Figure dataset records:
——————

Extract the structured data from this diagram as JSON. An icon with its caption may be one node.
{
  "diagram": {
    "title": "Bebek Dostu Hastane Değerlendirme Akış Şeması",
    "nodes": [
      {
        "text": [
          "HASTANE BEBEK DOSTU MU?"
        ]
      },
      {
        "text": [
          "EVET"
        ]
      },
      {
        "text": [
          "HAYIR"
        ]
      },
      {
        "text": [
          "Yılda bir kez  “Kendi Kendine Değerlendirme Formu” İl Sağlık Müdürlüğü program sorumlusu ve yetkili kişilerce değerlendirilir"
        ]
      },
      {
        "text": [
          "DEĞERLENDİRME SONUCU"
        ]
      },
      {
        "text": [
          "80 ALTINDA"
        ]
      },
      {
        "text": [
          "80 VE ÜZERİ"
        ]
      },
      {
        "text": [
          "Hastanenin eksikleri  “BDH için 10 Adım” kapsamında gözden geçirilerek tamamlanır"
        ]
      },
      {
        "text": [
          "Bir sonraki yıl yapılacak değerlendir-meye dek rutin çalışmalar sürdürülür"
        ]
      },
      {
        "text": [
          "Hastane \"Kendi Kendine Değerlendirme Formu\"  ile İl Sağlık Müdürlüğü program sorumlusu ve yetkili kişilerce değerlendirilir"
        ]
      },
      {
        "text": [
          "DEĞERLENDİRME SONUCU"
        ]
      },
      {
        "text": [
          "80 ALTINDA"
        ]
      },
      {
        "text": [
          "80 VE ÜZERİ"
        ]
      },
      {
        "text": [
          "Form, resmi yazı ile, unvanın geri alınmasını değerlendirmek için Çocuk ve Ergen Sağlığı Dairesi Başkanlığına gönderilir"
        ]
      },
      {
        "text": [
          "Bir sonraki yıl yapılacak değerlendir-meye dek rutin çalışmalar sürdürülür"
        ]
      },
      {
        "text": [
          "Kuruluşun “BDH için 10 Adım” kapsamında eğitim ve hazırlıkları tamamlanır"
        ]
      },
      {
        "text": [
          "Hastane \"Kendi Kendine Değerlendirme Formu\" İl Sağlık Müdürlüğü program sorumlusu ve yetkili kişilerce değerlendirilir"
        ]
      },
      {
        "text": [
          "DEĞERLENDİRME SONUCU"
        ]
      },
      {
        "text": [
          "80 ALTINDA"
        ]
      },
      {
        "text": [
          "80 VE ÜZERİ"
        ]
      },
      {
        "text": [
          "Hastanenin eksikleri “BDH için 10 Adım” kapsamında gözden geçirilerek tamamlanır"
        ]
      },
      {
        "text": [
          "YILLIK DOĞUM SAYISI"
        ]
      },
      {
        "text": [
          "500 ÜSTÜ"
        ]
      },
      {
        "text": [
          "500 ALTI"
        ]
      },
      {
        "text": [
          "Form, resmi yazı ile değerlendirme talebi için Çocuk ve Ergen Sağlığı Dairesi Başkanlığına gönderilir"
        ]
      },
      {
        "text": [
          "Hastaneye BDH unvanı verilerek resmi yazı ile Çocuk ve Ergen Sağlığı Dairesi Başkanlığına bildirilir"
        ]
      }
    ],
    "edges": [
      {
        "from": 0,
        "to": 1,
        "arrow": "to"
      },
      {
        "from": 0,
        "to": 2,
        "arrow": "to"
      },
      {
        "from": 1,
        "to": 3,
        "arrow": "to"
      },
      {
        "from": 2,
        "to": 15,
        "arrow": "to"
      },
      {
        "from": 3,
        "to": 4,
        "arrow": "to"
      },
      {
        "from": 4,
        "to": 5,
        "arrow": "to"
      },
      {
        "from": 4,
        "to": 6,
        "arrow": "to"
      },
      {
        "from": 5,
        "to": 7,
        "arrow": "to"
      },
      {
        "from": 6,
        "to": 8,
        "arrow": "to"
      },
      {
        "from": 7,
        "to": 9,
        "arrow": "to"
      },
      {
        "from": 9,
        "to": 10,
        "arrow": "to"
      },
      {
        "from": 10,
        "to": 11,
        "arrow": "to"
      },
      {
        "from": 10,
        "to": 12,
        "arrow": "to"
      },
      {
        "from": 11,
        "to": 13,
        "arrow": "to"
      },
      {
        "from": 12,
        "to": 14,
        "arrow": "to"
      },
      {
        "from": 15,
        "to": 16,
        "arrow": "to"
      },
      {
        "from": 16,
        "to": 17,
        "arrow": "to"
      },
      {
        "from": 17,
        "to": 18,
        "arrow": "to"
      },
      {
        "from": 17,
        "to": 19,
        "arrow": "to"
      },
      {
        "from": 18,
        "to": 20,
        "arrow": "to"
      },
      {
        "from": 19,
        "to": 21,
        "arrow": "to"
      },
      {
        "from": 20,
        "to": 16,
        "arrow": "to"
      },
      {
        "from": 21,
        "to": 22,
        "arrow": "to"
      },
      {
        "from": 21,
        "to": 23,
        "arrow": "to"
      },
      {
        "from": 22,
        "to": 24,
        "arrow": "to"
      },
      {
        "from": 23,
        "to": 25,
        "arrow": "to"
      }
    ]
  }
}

——————

STATED TASK
Retype all of the entries precisely as they are.

FULL SOLUTION
Extract the structured data from this diagram as JSON. An icon with its caption may be one node.
{
  "diagram": {
    "title": "Bebek Dostu Hastane Değerlendirme Akış Şeması",
    "nodes": [
      {
        "text": [
          "HASTANE BEBEK DOSTU MU?"
        ]
      },
      {
        "text": [
          "EVET"
        ]
      },
      {
        "text": [
          "HAYIR"
        ]
      },
      {
        "text": [
          "Yılda bir kez  “Kendi Kendine Değerlendirme Formu” İl Sağlık Müdürlüğü program sorumlusu ve yetkili kişilerce değerlendirilir"
        ]
      },
      {
        "text": [
          "DEĞERLENDİRME SONUCU"
        ]
      },
      {
        "text": [
          "80 ALTINDA"
        ]
      },
      {
        "text": [
          "80 VE ÜZERİ"
        ]
      },
      {
        "text": [
          "Hastanenin eksikleri  “BDH için 10 Adım” kapsamında gözden geçirilerek tamamlanır"
        ]
      },
      {
        "text": [
          "Bir sonraki yıl yapılacak değerlendir-meye dek rutin çalışmalar sürdürülür"
        ]
      },
      {
        "text": [
          "Hastane \"Kendi Kendine Değerlendirme Formu\"  ile İl Sağlık Müdürlüğü program sorumlusu ve yetkili kişilerce değerlendirilir"
        ]
      },
      {
        "text": [
          "DEĞERLENDİRME SONUCU"
        ]
      },
      {
        "text": [
          "80 ALTINDA"
        ]
      },
      {
        "text": [
          "80 VE ÜZERİ"
        ]
      },
      {
        "text": [
          "Form, resmi yazı ile, unvanın geri alınmasını değerlendirmek için Çocuk ve Ergen Sağlığı Dairesi Başkanlığına gönderilir"
        ]
      },
      {
        "text": [
          "Bir sonraki yıl yapılacak değerlendir-meye dek rutin çalışmalar sürdürülür"
        ]
      },
      {
        "text": [
          "Kuruluşun “BDH için 10 Adım” kapsamında eğitim ve hazırlıkları tamamlanır"
        ]
      },
      {
        "text": [
          "Hastane \"Kendi Kendine Değerlendirme Formu\" İl Sağlık Müdürlüğü program sorumlusu ve yetkili kişilerce değerlendirilir"
        ]
      },
      {
        "text": [
          "DEĞERLENDİRME SONUCU"
        ]
      },
      {
        "text": [
          "80 ALTINDA"
        ]
      },
      {
        "text": [
          "80 VE ÜZERİ"
        ]
      },
      {
        "text": [
          "Hastanenin eksikleri “BDH için 10 Adım” kapsamında gözden geçirilerek tamamlanır"
        ]
      },
      {
        "text": [
          "YILLIK DOĞUM SAYISI"
        ]
      },
      {
        "text": [
          "500 ÜSTÜ"
        ]
      },
      {
        "text": [
          "500 ALTI"
        ]
      },
      {
        "text": [
          "Form, resmi yazı ile değerlendirme talebi için Çocuk ve Ergen Sağlığı Dairesi Başkanlığına gönderilir"
        ]
      },
      {
        "text": [
          "Hastaneye BDH unvanı verilerek resmi yazı ile Çocuk ve Ergen Sağlığı Dairesi Başkanlığına bildirilir"
        ]
      }
    ],
    "edges": [
      {
        "from": 0,
        "to": 1,
        "arrow": "to"
      },
      {
        "from": 0,
        "to": 2,
        "arrow": "to"
      },
      {
        "from": 1,
        "to": 3,
        "arrow": "to"
      },
      {
        "from": 2,
        "to": 15,
        "arrow": "to"
      },
      {
        "from": 3,
        "to": 4,
        "arrow": "to"
      },
      {
        "from": 4,
        "to": 5,
        "arrow": "to"
      },
      {
        "from": 4,
        "to": 6,
        "arrow": "to"
      },
      {
        "from": 5,
        "to": 7,
        "arrow": "to"
      },
      {
        "from": 6,
        "to": 8,
        "arrow": "to"
      },
      {
        "from": 7,
        "to": 9,
        "arrow": "to"
      },
      {
        "from": 9,
        "to": 10,
        "arrow": "to"
      },
      {
        "from": 10,
        "to": 11,
        "arrow": "to"
      },
      {
        "from": 10,
        "to": 12,
        "arrow": "to"
      },
      {
        "from": 11,
        "to": 13,
        "arrow": "to"
      },
      {
        "from": 12,
        "to": 14,
        "arrow": "to"
      },
      {
        "from": 15,
        "to": 16,
        "arrow": "to"
      },
      {
        "from": 16,
        "to": 17,
        "arrow": "to"
      },
      {
        "from": 17,
        "to": 18,
        "arrow": "to"
      },
      {
        "from": 17,
        "to": 19,
        "arrow": "to"
      },
      {
        "from": 18,
        "to": 20,
        "arrow": "to"
      },
      {
        "from": 19,
        "to": 21,
        "arrow": "to"
      },
      {
        "from": 20,
        "to": 16,
        "arrow": "to"
      },
      {
        "from": 21,
        "to": 22,
        "arrow": "to"
      },
      {
        "from": 21,
        "to": 23,
        "arrow": "to"
      },
      {
        "from": 22,
        "to": 24,
        "arrow": "to"
      },
      {
        "from": 23,
        "to": 25,
        "arrow": "to"
      }
    ]
  }
}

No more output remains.